- Work required
Find the lines containing the word "CUMARTESİ" and copy every one of them.

- Supplied information
-.-.-

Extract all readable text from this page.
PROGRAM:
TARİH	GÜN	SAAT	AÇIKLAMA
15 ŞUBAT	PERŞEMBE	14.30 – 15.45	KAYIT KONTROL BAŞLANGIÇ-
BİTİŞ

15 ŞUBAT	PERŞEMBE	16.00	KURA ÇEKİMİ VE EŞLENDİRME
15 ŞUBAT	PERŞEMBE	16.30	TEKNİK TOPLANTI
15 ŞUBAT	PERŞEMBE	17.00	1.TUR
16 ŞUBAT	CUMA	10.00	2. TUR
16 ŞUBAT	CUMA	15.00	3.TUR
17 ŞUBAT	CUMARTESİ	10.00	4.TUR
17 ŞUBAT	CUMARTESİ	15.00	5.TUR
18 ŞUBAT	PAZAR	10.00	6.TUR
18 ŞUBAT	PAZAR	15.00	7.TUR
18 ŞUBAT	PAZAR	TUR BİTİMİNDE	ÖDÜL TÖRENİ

-.-.-

- Task answer
17 ŞUBAT	CUMARTESİ	10.00	4.TUR
17 ŞUBAT	CUMARTESİ	15.00	5.TUR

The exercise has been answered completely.